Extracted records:
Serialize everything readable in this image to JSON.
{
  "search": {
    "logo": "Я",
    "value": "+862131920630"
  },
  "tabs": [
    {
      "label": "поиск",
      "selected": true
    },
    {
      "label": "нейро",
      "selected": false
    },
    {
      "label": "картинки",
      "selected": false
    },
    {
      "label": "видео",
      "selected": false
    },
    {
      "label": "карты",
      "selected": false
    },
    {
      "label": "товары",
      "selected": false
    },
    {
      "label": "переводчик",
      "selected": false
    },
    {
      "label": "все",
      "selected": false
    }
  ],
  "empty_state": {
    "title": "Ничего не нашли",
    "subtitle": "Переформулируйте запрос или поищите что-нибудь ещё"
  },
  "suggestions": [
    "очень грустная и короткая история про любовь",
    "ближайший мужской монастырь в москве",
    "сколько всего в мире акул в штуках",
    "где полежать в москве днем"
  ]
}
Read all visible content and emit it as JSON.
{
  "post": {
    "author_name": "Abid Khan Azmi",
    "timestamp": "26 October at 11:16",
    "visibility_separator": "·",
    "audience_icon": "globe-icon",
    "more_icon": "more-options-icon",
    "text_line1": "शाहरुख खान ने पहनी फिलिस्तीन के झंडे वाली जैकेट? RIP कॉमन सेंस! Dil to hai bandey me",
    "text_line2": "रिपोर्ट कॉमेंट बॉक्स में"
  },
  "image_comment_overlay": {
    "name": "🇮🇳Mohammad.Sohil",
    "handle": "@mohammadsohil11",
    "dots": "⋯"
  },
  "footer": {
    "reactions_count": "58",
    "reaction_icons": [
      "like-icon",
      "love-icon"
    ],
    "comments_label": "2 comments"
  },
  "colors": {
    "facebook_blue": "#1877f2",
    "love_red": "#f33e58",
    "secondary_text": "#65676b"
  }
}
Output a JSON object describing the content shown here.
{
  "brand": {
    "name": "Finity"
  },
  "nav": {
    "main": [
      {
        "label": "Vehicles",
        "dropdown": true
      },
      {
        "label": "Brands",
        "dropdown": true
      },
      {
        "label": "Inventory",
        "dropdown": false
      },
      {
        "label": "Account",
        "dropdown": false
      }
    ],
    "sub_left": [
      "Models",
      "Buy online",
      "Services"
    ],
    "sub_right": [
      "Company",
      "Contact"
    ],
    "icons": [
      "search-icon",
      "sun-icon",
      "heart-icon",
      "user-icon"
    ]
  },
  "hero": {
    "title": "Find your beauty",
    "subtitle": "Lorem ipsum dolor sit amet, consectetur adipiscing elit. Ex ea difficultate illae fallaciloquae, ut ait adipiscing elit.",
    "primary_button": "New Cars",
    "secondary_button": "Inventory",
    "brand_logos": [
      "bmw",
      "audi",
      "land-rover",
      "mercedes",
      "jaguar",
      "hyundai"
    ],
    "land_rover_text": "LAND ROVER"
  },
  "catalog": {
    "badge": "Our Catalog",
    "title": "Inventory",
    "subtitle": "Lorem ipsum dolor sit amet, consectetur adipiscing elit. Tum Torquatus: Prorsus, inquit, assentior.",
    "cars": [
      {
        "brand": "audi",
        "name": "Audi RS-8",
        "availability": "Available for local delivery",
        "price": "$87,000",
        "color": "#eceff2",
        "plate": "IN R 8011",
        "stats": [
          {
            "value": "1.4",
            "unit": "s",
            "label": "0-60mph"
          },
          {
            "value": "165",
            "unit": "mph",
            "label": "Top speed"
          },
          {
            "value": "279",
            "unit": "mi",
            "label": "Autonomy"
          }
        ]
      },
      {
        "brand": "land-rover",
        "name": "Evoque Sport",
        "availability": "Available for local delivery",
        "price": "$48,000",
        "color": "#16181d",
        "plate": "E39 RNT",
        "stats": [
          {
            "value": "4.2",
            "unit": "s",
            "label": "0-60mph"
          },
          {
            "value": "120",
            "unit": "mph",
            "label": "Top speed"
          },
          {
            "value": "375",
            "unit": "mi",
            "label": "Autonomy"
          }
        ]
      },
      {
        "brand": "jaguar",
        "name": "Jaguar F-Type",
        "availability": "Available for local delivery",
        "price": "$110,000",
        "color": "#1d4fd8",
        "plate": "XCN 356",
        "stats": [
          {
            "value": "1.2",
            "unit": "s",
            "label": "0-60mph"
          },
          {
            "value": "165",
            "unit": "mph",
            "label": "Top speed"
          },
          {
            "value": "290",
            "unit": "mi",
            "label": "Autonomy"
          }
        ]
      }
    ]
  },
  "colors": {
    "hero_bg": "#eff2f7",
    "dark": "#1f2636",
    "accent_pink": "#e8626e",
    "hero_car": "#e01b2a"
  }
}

### Task instructions:
All of the data must be returned exactly.

### Completed exercise:
Serialize everything readable in this image to JSON.
{
  "search": {
    "logo": "Я",
    "value": "+862131920630"
  },
  "tabs": [
    {
      "label": "поиск",
      "selected": true
    },
    {
      "label": "нейро",
      "selected": false
    },
    {
      "label": "картинки",
      "selected": false
    },
    {
      "label": "видео",
      "selected": false
    },
    {
      "label": "карты",
      "selected": false
    },
    {
      "label": "товары",
      "selected": false
    },
    {
      "label": "переводчик",
      "selected": false
    },
    {
      "label": "все",
      "selected": false
    }
  ],
  "empty_state": {
    "title": "Ничего не нашли",
    "subtitle": "Переформулируйте запрос или поищите что-нибудь ещё"
  },
  "suggestions": [
    "очень грустная и короткая история про любовь",
    "ближайший мужской монастырь в москве",
    "сколько всего в мире акул в штуках",
    "где полежать в москве днем"
  ]
}
Read all visible content and emit it as JSON.
{
  "post": {
    "author_name": "Abid Khan Azmi",
    "timestamp": "26 October at 11:16",
    "visibility_separator": "·",
    "audience_icon": "globe-icon",
    "more_icon": "more-options-icon",
    "text_line1": "शाहरुख खान ने पहनी फिलिस्तीन के झंडे वाली जैकेट? RIP कॉमन सेंस! Dil to hai bandey me",
    "text_line2": "रिपोर्ट कॉमेंट बॉक्स में"
  },
  "image_comment_overlay": {
    "name": "🇮🇳Mohammad.Sohil",
    "handle": "@mohammadsohil11",
    "dots": "⋯"
  },
  "footer": {
    "reactions_count": "58",
    "reaction_icons": [
      "like-icon",
      "love-icon"
    ],
    "comments_label": "2 comments"
  },
  "colors": {
    "facebook_blue": "#1877f2",
    "love_red": "#f33e58",
    "secondary_text": "#65676b"
  }
}
Output a JSON object describing the content shown here.
{
  "brand": {
    "name": "Finity"
  },
  "nav": {
    "main": [
      {
        "label": "Vehicles",
        "dropdown": true
      },
      {
        "label": "Brands",
        "dropdown": true
      },
      {
        "label": "Inventory",
        "dropdown": false
      },
      {
        "label": "Account",
        "dropdown": false
      }
    ],
    "sub_left": [
      "Models",
      "Buy online",
      "Services"
    ],
    "sub_right": [
      "Company",
      "Contact"
    ],
    "icons": [
      "search-icon",
      "sun-icon",
      "heart-icon",
      "user-icon"
    ]
  },
  "hero": {
    "title": "Find your beauty",
    "subtitle": "Lorem ipsum dolor sit amet, consectetur adipiscing elit. Ex ea difficultate illae fallaciloquae, ut ait adipiscing elit.",
    "primary_button": "New Cars",
    "secondary_button": "Inventory",
    "brand_logos": [
      "bmw",
      "audi",
      "land-rover",
      "mercedes",
      "jaguar",
      "hyundai"
    ],
    "land_rover_text": "LAND ROVER"
  },
  "catalog": {
    "badge": "Our Catalog",
    "title": "Inventory",
    "subtitle": "Lorem ipsum dolor sit amet, consectetur adipiscing elit. Tum Torquatus: Prorsus, inquit, assentior.",
    "cars": [
      {
        "brand": "audi",
        "name": "Audi RS-8",
        "availability": "Available for local delivery",
        "price": "$87,000",
        "color": "#eceff2",
        "plate": "IN R 8011",
        "stats": [
          {
            "value": "1.4",
            "unit": "s",
            "label": "0-60mph"
          },
          {
            "value": "165",
            "unit": "mph",
            "label": "Top speed"
          },
          {
            "value": "279",
            "unit": "mi",
            "label": "Autonomy"
          }
        ]
      },
      {
        "brand": "land-rover",
        "name": "Evoque Sport",
        "availability": "Available for local delivery",
        "price": "$48,000",
        "color": "#16181d",
        "plate": "E39 RNT",
        "stats": [
          {
            "value": "4.2",
            "unit": "s",
            "label": "0-60mph"
          },
          {
            "value": "120",
            "unit": "mph",
            "label": "Top speed"
          },
          {
            "value": "375",
            "unit": "mi",
            "label": "Autonomy"
          }
        ]
      },
      {
        "brand": "jaguar",
        "name": "Jaguar F-Type",
        "availability": "Available for local delivery",
        "price": "$110,000",
        "color": "#1d4fd8",
        "plate": "XCN 356",
        "stats": [
          {
            "value": "1.2",
            "unit": "s",
            "label": "0-60mph"
          },
          {
            "value": "165",
            "unit": "mph",
            "label": "Top speed"
          },
          {
            "value": "290",
            "unit": "mi",
            "label": "Autonomy"
          }
        ]
      }
    ]
  },
  "colors": {
    "hero_bg": "#eff2f7",
    "dark": "#1f2636",
    "accent_pink": "#e8626e",
    "hero_car": "#e01b2a"
  }
}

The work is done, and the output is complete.